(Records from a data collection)
►

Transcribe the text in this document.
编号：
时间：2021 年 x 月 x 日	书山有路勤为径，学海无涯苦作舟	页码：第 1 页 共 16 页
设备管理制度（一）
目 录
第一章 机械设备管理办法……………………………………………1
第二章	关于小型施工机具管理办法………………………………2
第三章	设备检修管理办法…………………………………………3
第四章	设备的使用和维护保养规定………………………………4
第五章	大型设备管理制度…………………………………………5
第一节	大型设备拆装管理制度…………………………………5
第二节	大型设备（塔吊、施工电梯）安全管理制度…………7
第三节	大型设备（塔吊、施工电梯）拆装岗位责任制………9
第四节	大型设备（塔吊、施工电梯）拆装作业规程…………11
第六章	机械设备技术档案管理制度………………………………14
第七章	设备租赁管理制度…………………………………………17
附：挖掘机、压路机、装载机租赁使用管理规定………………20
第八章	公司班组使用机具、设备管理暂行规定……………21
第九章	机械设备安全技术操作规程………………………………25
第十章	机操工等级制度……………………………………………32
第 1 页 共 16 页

◄

**Exercise instructions**
Copy out each line exactly.

**The result**
Transcribe the text in this document.
编号：
时间：2021 年 x 月 x 日	书山有路勤为径，学海无涯苦作舟	页码：第 1 页 共 16 页
设备管理制度（一）
目 录
第一章 机械设备管理办法……………………………………………1
第二章	关于小型施工机具管理办法………………………………2
第三章	设备检修管理办法…………………………………………3
第四章	设备的使用和维护保养规定………………………………4
第五章	大型设备管理制度…………………………………………5
第一节	大型设备拆装管理制度…………………………………5
第二节	大型设备（塔吊、施工电梯）安全管理制度…………7
第三节	大型设备（塔吊、施工电梯）拆装岗位责任制………9
第四节	大型设备（塔吊、施工电梯）拆装作业规程…………11
第六章	机械设备技术档案管理制度………………………………14
第七章	设备租赁管理制度…………………………………………17
附：挖掘机、压路机、装载机租赁使用管理规定………………20
第八章	公司班组使用机具、设备管理暂行规定……………21
第九章	机械设备安全技术操作规程………………………………25
第十章	机操工等级制度……………………………………………32
第 1 页 共 16 页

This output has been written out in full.